**Stored entries**:

###

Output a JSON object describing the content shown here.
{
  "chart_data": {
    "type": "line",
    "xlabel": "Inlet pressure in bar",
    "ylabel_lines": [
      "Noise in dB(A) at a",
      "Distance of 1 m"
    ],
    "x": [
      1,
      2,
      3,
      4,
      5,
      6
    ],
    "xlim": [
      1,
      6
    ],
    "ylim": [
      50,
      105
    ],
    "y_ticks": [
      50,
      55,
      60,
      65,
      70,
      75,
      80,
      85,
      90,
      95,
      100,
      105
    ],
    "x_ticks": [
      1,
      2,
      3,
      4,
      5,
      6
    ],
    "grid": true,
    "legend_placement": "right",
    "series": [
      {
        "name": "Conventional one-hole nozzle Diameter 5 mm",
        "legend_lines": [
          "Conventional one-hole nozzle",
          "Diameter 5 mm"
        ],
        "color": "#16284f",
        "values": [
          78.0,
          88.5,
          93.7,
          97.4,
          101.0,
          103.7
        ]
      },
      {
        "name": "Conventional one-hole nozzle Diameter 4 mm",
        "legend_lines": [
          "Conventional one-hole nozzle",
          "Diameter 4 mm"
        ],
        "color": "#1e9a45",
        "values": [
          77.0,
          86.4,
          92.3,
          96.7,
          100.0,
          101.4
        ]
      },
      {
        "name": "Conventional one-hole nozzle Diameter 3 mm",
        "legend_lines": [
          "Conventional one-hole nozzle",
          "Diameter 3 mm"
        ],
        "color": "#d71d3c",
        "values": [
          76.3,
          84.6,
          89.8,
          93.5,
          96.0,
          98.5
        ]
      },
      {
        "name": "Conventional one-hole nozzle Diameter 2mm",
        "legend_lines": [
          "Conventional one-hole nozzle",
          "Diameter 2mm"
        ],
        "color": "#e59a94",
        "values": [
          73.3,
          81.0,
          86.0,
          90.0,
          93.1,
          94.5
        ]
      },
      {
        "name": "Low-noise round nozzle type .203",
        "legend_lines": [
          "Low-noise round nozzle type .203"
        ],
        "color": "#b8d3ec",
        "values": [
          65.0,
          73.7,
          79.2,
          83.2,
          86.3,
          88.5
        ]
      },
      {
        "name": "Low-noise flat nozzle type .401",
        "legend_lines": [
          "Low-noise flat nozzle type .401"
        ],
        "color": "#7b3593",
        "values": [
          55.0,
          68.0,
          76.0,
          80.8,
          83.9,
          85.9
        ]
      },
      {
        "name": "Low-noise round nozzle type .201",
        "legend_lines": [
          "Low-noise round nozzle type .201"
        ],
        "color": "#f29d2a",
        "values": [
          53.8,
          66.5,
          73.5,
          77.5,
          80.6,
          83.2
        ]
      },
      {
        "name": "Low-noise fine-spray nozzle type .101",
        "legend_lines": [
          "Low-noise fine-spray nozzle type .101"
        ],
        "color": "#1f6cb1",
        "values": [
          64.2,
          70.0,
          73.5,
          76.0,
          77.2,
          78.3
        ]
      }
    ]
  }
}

###

**Exercise**:
Using the data above, output each line exactly.

**Response to the task**:
Output a JSON object describing the content shown here.
{
  "chart_data": {
    "type": "line",
    "xlabel": "Inlet pressure in bar",
    "ylabel_lines": [
      "Noise in dB(A) at a",
      "Distance of 1 m"
    ],
    "x": [
      1,
      2,
      3,
      4,
      5,
      6
    ],
    "xlim": [
      1,
      6
    ],
    "ylim": [
      50,
      105
    ],
    "y_ticks": [
      50,
      55,
      60,
      65,
      70,
      75,
      80,
      85,
      90,
      95,
      100,
      105
    ],
    "x_ticks": [
      1,
      2,
      3,
      4,
      5,
      6
    ],
    "grid": true,
    "legend_placement": "right",
    "series": [
      {
        "name": "Conventional one-hole nozzle Diameter 5 mm",
        "legend_lines": [
          "Conventional one-hole nozzle",
          "Diameter 5 mm"
        ],
        "color": "#16284f",
        "values": [
          78.0,
          88.5,
          93.7,
          97.4,
          101.0,
          103.7
        ]
      },
      {
        "name": "Conventional one-hole nozzle Diameter 4 mm",
        "legend_lines": [
          "Conventional one-hole nozzle",
          "Diameter 4 mm"
        ],
        "color": "#1e9a45",
        "values": [
          77.0,
          86.4,
          92.3,
          96.7,
          100.0,
          101.4
        ]
      },
      {
        "name": "Conventional one-hole nozzle Diameter 3 mm",
        "legend_lines": [
          "Conventional one-hole nozzle",
          "Diameter 3 mm"
        ],
        "color": "#d71d3c",
        "values": [
          76.3,
          84.6,
          89.8,
          93.5,
          96.0,
          98.5
        ]
      },
      {
        "name": "Conventional one-hole nozzle Diameter 2mm",
        "legend_lines": [
          "Conventional one-hole nozzle",
          "Diameter 2mm"
        ],
        "color": "#e59a94",
        "values": [
          73.3,
          81.0,
          86.0,
          90.0,
          93.1,
          94.5
        ]
      },
      {
        "name": "Low-noise round nozzle type .203",
        "legend_lines": [
          "Low-noise round nozzle type .203"
        ],
        "color": "#b8d3ec",
        "values": [
          65.0,
          73.7,
          79.2,
          83.2,
          86.3,
          88.5
        ]
      },
      {
        "name": "Low-noise flat nozzle type .401",
        "legend_lines": [
          "Low-noise flat nozzle type .401"
        ],
        "color": "#7b3593",
        "values": [
          55.0,
          68.0,
          76.0,
          80.8,
          83.9,
          85.9
        ]
      },
      {
        "name": "Low-noise round nozzle type .201",
        "legend_lines": [
          "Low-noise round nozzle type .201"
        ],
        "color": "#f29d2a",
        "values": [
          53.8,
          66.5,
          73.5,
          77.5,
          80.6,
          83.2
        ]
      },
      {
        "name": "Low-noise fine-spray nozzle type .101",
        "legend_lines": [
          "Low-noise fine-spray nozzle type .101"
        ],
        "color": "#1f6cb1",
        "values": [
          64.2,
          70.0,
          73.5,
          76.0,
          77.2,
          78.3
        ]
      }
    ]
  }
}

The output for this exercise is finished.